INPUT MATERIAL:
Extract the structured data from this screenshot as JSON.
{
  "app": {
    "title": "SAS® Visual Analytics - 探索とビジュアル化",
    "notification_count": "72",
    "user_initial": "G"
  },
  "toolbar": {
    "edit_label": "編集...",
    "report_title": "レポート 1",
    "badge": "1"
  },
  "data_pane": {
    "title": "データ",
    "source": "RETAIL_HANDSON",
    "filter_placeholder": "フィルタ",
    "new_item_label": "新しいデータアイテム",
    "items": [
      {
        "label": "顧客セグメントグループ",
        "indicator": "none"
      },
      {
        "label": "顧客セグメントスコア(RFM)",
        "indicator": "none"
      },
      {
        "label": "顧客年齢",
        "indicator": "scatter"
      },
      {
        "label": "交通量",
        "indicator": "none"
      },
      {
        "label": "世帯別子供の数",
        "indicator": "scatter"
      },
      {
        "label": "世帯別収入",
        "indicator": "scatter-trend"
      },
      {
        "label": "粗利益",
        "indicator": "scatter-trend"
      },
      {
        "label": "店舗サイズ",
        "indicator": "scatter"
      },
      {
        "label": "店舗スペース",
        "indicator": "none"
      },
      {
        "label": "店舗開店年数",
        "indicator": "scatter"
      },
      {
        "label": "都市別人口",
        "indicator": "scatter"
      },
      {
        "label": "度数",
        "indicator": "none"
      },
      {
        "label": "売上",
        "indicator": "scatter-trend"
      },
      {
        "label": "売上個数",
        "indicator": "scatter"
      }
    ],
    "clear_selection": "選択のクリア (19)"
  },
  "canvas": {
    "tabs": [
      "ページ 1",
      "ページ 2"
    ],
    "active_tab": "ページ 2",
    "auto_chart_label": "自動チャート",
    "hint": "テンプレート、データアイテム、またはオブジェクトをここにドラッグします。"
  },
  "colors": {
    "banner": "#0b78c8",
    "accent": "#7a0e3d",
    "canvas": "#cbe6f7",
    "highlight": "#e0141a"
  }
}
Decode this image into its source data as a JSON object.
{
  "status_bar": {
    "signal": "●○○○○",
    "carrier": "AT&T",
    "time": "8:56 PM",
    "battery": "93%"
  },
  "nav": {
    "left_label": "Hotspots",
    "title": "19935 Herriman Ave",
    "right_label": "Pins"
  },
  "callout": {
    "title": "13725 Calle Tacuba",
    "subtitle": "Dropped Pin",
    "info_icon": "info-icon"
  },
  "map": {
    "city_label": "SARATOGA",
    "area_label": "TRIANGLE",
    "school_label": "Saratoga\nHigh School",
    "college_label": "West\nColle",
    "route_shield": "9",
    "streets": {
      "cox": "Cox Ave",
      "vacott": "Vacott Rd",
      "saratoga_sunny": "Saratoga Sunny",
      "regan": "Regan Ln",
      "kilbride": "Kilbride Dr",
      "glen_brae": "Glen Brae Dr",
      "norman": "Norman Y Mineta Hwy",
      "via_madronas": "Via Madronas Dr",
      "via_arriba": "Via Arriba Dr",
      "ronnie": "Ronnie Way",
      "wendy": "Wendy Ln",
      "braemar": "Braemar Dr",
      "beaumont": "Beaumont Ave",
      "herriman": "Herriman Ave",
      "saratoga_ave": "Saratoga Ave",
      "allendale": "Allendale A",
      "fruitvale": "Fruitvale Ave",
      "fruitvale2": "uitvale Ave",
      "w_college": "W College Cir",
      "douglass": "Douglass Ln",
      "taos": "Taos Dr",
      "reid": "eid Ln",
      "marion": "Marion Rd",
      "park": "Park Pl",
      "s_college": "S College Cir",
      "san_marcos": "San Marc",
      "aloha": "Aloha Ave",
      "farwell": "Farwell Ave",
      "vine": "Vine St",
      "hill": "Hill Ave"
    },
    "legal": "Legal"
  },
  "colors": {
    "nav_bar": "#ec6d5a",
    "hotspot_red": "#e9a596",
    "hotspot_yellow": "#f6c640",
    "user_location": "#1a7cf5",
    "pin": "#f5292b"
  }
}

INSTRUCTIONS TO FOLLOW: Return every line containing "source".

COMPLETED TASK:
    "source": "RETAIL_HANDSON",
Decode this image into its source data as a JSON object.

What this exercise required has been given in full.